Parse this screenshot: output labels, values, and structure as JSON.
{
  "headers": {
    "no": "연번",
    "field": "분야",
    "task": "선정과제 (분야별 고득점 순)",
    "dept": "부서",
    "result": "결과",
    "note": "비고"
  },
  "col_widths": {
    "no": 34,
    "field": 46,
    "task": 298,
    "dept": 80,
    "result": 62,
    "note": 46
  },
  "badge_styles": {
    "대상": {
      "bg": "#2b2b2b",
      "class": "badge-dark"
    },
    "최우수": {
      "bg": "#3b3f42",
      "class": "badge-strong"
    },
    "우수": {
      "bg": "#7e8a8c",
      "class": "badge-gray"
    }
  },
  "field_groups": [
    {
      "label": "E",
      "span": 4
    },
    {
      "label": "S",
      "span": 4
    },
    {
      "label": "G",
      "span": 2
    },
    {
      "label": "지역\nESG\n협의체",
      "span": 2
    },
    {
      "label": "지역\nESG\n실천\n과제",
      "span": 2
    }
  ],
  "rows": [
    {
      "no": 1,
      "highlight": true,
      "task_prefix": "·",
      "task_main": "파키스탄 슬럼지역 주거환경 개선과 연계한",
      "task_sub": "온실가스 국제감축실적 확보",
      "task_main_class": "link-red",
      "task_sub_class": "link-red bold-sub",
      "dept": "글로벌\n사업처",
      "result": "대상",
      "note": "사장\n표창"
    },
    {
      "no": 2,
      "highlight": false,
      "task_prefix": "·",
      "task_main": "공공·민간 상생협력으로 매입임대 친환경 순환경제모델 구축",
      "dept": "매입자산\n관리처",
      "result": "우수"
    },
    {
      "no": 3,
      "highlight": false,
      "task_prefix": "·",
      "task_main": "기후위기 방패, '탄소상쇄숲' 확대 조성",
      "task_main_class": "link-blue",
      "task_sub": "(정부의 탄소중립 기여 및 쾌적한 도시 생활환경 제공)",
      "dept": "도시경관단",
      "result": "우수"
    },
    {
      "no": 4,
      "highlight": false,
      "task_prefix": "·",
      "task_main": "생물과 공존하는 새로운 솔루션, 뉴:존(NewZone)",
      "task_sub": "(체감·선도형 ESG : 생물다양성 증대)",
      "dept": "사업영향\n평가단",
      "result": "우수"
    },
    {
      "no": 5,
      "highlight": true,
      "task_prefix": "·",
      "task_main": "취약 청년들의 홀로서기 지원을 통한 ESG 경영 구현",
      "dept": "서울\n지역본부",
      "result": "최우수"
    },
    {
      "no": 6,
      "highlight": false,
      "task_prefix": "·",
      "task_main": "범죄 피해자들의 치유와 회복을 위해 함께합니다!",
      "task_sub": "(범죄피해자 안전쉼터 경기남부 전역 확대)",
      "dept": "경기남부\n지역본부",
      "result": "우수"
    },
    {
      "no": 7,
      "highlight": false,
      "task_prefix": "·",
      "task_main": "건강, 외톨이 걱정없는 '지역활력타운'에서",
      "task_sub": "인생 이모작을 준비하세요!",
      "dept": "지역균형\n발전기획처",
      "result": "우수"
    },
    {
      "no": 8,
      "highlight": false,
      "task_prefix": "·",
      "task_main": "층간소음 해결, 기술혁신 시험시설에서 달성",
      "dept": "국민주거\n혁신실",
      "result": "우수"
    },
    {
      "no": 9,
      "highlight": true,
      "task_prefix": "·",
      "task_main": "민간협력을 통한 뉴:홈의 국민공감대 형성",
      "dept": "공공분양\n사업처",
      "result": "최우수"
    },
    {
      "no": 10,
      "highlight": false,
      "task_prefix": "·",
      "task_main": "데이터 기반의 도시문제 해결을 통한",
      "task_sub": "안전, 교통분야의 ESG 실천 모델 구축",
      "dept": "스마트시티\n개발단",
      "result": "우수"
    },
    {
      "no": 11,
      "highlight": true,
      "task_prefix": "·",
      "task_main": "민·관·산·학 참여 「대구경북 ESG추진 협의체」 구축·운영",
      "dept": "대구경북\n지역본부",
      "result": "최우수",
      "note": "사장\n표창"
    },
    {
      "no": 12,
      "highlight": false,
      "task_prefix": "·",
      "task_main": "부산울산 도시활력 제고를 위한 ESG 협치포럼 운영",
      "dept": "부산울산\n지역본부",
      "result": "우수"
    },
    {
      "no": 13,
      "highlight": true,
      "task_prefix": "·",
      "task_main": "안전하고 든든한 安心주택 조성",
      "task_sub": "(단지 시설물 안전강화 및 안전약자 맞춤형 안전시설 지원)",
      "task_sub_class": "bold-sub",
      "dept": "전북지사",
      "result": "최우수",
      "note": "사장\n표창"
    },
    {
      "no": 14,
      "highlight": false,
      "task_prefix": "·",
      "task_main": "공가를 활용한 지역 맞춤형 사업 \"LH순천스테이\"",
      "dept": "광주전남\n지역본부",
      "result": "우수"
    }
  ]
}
━━━━━━
__Required task__
Take the lines above and retype all of them exactly.

__Right answer__
Parse this screenshot: output labels, values, and structure as JSON.
{
  "headers": {
    "no": "연번",
    "field": "분야",
    "task": "선정과제 (분야별 고득점 순)",
    "dept": "부서",
    "result": "결과",
    "note": "비고"
  },
  "col_widths": {
    "no": 34,
    "field": 46,
    "task": 298,
    "dept": 80,
    "result": 62,
    "note": 46
  },
  "badge_styles": {
    "대상": {
      "bg": "#2b2b2b",
      "class": "badge-dark"
    },
    "최우수": {
      "bg": "#3b3f42",
      "class": "badge-strong"
    },
    "우수": {
      "bg": "#7e8a8c",
      "class": "badge-gray"
    }
  },
  "field_groups": [
    {
      "label": "E",
      "span": 4
    },
    {
      "label": "S",
      "span": 4
    },
    {
      "label": "G",
      "span": 2
    },
    {
      "label": "지역\nESG\n협의체",
      "span": 2
    },
    {
      "label": "지역\nESG\n실천\n과제",
      "span": 2
    }
  ],
  "rows": [
    {
      "no": 1,
      "highlight": true,
      "task_prefix": "·",
      "task_main": "파키스탄 슬럼지역 주거환경 개선과 연계한",
      "task_sub": "온실가스 국제감축실적 확보",
      "task_main_class": "link-red",
      "task_sub_class": "link-red bold-sub",
      "dept": "글로벌\n사업처",
      "result": "대상",
      "note": "사장\n표창"
    },
    {
      "no": 2,
      "highlight": false,
      "task_prefix": "·",
      "task_main": "공공·민간 상생협력으로 매입임대 친환경 순환경제모델 구축",
      "dept": "매입자산\n관리처",
      "result": "우수"
    },
    {
      "no": 3,
      "highlight": false,
      "task_prefix": "·",
      "task_main": "기후위기 방패, '탄소상쇄숲' 확대 조성",
      "task_main_class": "link-blue",
      "task_sub": "(정부의 탄소중립 기여 및 쾌적한 도시 생활환경 제공)",
      "dept": "도시경관단",
      "result": "우수"
    },
    {
      "no": 4,
      "highlight": false,
      "task_prefix": "·",
      "task_main": "생물과 공존하는 새로운 솔루션, 뉴:존(NewZone)",
      "task_sub": "(체감·선도형 ESG : 생물다양성 증대)",
      "dept": "사업영향\n평가단",
      "result": "우수"
    },
    {
      "no": 5,
      "highlight": true,
      "task_prefix": "·",
      "task_main": "취약 청년들의 홀로서기 지원을 통한 ESG 경영 구현",
      "dept": "서울\n지역본부",
      "result": "최우수"
    },
    {
      "no": 6,
      "highlight": false,
      "task_prefix": "·",
      "task_main": "범죄 피해자들의 치유와 회복을 위해 함께합니다!",
      "task_sub": "(범죄피해자 안전쉼터 경기남부 전역 확대)",
      "dept": "경기남부\n지역본부",
      "result": "우수"
    },
    {
      "no": 7,
      "highlight": false,
      "task_prefix": "·",
      "task_main": "건강, 외톨이 걱정없는 '지역활력타운'에서",
      "task_sub": "인생 이모작을 준비하세요!",
      "dept": "지역균형\n발전기획처",
      "result": "우수"
    },
    {
      "no": 8,
      "highlight": false,
      "task_prefix": "·",
      "task_main": "층간소음 해결, 기술혁신 시험시설에서 달성",
      "dept": "국민주거\n혁신실",
      "result": "우수"
    },
    {
      "no": 9,
      "highlight": true,
      "task_prefix": "·",
      "task_main": "민간협력을 통한 뉴:홈의 국민공감대 형성",
      "dept": "공공분양\n사업처",
      "result": "최우수"
    },
    {
      "no": 10,
      "highlight": false,
      "task_prefix": "·",
      "task_main": "데이터 기반의 도시문제 해결을 통한",
      "task_sub": "안전, 교통분야의 ESG 실천 모델 구축",
      "dept": "스마트시티\n개발단",
      "result": "우수"
    },
    {
      "no": 11,
      "highlight": true,
      "task_prefix": "·",
      "task_main": "민·관·산·학 참여 「대구경북 ESG추진 협의체」 구축·운영",
      "dept": "대구경북\n지역본부",
      "result": "최우수",
      "note": "사장\n표창"
    },
    {
      "no": 12,
      "highlight": false,
      "task_prefix": "·",
      "task_main": "부산울산 도시활력 제고를 위한 ESG 협치포럼 운영",
      "dept": "부산울산\n지역본부",
      "result": "우수"
    },
    {
      "no": 13,
      "highlight": true,
      "task_prefix": "·",
      "task_main": "안전하고 든든한 安心주택 조성",
      "task_sub": "(단지 시설물 안전강화 및 안전약자 맞춤형 안전시설 지원)",
      "task_sub_class": "bold-sub",
      "dept": "전북지사",
      "result": "최우수",
      "note": "사장\n표창"
    },
    {
      "no": 14,
      "highlight": false,
      "task_prefix": "·",
      "task_main": "공가를 활용한 지역 맞춤형 사업 \"LH순천스테이\"",
      "dept": "광주전남\n지역본부",
      "result": "우수"
    }
  ]
}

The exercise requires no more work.